#### TEXT PROVIDED
See also: List of Austro-Hungarian colonel generals

Insignia of an Austro-Hungarian Army colonel general

In the Austro-Hungarian Army, the second-highest rank was colonel general (German: Generaloberst, Hungarian: vezérezredes). The rank was introduced in 1915, following the German model. The rank was not used after World War I in the Austrian Army of the Republic.


See also: Military ranks of Hungary

The rank of vezérezredes (lit.'Chief regimental commander') is still used in Hungary. The rank replaced the ranks of gyalogsági tábornok (general of infantry), lovassági tábornok (general of cavalry), and táborszernagy (general of artillery) in the early 1940s.[citation needed]

Since 1991, vezérezredes has been the highest rank in the Hungarian Defence Forces, and is officially translated as General.[1]


The rank of colonel general (generálplukovník) was created in the Czechoslovak army in 1950; it was dropped after the 1993 dissolution of the state.


Main article: Colonel General (France)

In the French Army, under the Ancien régime, the officer in nominal command of all the regiments of a particular branch of service (i. e. infantry, cavalry, dragoons, Swiss troops, etc.) was known as the colonel general. This was not a rank, but an office of the Crown.


The Republic of Georgia adopted Soviet designations after its independence in 1991 so that the rank of colonel-general (Georgian: გენერალ-პოლკოვნიკი, general-polkovniki) exists, yet it is only used as highest possible rank in the Patrol Police and Border Police of the Ministry of Internal Affairs. In the Defence Forces it is the highest possible rank for all general officers and the Chief of Defence Forces (who currently holds minimum rank of major general).


Main article: Generaloberst

See also: List of German colonel generals

The rank of Generaloberst was introduced in the Prussian Army in 1854, originally as Colonel General with the rank of Field Marshal (Generaloberst mit dem Rang als Generalfeldmarschall) as field marshal was a wartime promotion and excluded members of the royal family. It later was split into said two ranks and eventually was adopted by the other state forces of the German Empire.

It was also used in the Reichswehr of the Weimar Republic, and more prominently within the Wehrmacht. The rank continued in the National People's Army of East Germany until German reunification in 1990. The Bundeswehr, first in West Germany and since 1990 in unified Germany, does not use it and has General as highest rank.

#### SUPPLIED INFORMATION
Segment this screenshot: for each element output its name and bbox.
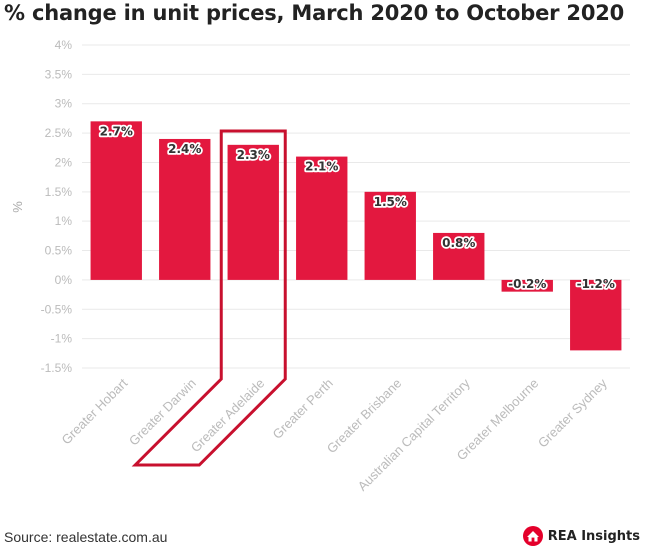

#### GIVEN PROBLEM A
According to the passage on the colonel general rank, in what year did the Czechoslovak army create the rank of generálplukovník?
#### GIVEN PROBLEM B
Carry on the passage about the colonel general rank, starting right after its last sentence.

#### EXERCISE OUTPUT A
1950

#### EXERCISE OUTPUT B
In 1961, J.Lkhagvasuren was awarded the title of Colonel General of the People's Republic of Mongolia. There are 9 people in Mongolia who have been promoted to colonel general. Currently, one person is currently living. He is Sonomyn Luvsangombo. Since 2006, this rank has been removed from the ranks of the Mongolian Armed Forces.

North Korea

Rank insignia colonel general
Air Force

The North Korean rank of sangjang translates as "colonel general". Sangjang is senior to that of jungjang (usually translated as "lieutenant general") and junior to that of daejang (usually translated as "general").

This rank is typically held by the commanding officer of units along the Korean DMZ and the North Korean security zone at Panmunjom. It is also the rank held by the KPA Pyongyang Defense Command's commanding general.


Rank insignias colonel general
Air Force

The rank of colonel general (Russian: генерал-полковник, romanizedgeneral-polkovnik) was first established in the Red Army on 7 May 1940, as a replacement for the previously existing Komandarm 2nd rank (kommandarm vtorovo ranga, "army commander of the second rank").[4] During World War II, about 199 officers were promoted to colonel general. Before 1943, Soviet colonel generals wore four stars on their collar patches (petlitsy). Since 1943, they have worn three stars on their shoulder straps, making the rank equivalent to a United States lieutenant general.[5]

Unlike the German Generaloberst (which it most probably calqued)[according to whom?], the Soviet and Russian colonel general rank is neither an exceptional nor a rare one, as it is a normal step in the "ladder" between a two-star lieutenant general and a four-star army general.[citation needed]

Other than that, the Soviet and Russian rank systems sometimes cause confusion in regard to equivalence of ranks, because the normal Western title for brigadier or brigadier general ceased to exist for the Russian Army in 1798. The kombrig rank that corresponded to one-star general only existed in the Soviet Union during 1935–1940. Positions typically reserved for these ranks, such as brigade commanders, have always been occupied by colonels (polkovnik) or, very rarely, major generals (see History of Russian military ranks).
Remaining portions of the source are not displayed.